→ **STATED TASK**:
Return only the number of lines holding the word "модель".

--- BEGIN ---

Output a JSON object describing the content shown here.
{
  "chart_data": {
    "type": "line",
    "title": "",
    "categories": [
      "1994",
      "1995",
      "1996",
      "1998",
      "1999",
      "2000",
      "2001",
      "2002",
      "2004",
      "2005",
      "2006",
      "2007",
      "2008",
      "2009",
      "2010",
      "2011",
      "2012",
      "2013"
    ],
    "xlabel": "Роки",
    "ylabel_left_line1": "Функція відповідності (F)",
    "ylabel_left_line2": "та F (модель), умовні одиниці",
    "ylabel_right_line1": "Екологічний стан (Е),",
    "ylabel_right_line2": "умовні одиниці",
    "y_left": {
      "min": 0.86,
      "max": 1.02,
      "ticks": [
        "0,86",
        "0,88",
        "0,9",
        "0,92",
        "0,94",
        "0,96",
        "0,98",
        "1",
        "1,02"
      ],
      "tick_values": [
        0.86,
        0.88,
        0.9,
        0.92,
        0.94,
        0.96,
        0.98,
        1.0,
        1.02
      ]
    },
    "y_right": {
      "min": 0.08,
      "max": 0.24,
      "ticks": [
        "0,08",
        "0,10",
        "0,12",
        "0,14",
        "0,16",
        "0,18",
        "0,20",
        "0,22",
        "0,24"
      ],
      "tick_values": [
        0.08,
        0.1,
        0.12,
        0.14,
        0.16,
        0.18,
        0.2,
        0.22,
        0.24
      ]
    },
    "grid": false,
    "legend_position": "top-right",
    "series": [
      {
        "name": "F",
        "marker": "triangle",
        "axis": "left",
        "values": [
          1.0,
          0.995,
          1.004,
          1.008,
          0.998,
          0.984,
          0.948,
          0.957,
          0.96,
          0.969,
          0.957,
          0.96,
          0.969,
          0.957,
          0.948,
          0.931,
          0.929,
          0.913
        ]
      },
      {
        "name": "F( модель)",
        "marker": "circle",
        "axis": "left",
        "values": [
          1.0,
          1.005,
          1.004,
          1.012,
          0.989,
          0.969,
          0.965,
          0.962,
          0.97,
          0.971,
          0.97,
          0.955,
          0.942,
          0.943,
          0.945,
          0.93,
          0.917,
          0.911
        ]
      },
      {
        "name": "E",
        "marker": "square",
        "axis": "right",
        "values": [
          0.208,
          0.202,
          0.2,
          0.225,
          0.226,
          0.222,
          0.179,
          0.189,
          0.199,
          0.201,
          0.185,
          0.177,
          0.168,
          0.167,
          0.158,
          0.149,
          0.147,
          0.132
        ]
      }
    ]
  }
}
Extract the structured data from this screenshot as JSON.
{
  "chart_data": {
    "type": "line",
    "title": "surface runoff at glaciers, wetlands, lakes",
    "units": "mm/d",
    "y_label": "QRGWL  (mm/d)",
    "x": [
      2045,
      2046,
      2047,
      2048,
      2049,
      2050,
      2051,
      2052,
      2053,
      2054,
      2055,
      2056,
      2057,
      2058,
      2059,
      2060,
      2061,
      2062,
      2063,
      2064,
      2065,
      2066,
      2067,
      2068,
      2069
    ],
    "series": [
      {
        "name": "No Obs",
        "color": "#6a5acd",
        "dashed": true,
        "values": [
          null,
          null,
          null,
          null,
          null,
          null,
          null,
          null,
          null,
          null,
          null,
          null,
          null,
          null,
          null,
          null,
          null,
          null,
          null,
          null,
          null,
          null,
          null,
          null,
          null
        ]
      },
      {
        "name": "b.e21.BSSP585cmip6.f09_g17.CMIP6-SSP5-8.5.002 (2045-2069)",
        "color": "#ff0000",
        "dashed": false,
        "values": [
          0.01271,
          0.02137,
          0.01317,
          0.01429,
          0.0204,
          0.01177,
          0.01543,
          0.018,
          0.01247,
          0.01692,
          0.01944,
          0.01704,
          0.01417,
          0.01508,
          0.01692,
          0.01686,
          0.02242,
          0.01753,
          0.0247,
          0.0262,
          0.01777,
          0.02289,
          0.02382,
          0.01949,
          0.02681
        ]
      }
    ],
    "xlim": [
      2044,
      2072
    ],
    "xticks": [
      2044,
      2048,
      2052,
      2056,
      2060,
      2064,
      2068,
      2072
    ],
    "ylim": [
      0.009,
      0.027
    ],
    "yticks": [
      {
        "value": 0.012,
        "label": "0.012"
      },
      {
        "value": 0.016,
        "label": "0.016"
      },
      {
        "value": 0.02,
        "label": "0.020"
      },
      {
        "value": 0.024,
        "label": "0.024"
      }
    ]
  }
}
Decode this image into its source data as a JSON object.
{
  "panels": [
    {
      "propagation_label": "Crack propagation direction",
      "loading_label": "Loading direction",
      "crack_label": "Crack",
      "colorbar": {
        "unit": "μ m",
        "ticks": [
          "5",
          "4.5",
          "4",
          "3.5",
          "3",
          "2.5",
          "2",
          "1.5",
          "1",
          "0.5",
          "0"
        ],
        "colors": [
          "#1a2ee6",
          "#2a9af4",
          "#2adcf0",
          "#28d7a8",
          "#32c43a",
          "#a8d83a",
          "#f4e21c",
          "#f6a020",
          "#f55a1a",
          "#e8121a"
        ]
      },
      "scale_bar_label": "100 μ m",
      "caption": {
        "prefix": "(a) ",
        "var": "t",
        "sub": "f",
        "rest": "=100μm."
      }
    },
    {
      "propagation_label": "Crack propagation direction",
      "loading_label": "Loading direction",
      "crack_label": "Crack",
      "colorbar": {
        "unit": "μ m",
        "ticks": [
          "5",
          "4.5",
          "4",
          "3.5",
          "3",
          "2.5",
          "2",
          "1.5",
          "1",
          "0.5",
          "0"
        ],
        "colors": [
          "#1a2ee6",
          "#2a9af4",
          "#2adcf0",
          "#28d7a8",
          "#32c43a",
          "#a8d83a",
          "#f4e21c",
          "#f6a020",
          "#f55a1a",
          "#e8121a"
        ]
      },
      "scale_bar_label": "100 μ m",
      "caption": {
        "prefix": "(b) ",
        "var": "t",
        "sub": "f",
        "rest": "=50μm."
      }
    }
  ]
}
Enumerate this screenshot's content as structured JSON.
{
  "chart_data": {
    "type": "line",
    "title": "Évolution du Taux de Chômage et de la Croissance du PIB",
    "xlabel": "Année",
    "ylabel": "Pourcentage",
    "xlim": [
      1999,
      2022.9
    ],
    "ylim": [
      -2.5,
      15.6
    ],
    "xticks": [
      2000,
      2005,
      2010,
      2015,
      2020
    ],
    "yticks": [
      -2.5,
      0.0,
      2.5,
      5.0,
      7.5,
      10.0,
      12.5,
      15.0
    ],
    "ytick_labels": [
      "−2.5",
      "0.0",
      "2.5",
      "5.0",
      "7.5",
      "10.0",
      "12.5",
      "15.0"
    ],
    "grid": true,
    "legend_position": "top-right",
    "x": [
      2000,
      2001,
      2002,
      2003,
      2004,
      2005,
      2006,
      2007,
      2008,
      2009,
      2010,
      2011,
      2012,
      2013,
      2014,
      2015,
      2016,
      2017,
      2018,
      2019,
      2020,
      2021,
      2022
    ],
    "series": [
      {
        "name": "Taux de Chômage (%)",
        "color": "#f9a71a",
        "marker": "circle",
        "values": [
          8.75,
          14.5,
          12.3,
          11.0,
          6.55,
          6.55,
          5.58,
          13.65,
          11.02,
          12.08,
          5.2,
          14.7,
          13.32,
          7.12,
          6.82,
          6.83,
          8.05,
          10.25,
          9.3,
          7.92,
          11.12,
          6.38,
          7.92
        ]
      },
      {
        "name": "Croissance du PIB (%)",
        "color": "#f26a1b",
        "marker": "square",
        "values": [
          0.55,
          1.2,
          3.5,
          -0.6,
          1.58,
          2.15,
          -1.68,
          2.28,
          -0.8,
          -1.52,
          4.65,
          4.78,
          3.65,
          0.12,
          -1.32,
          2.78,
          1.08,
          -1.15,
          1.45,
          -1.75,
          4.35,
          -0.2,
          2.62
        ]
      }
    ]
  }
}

--- END ---

→ **THE RESULT**:
2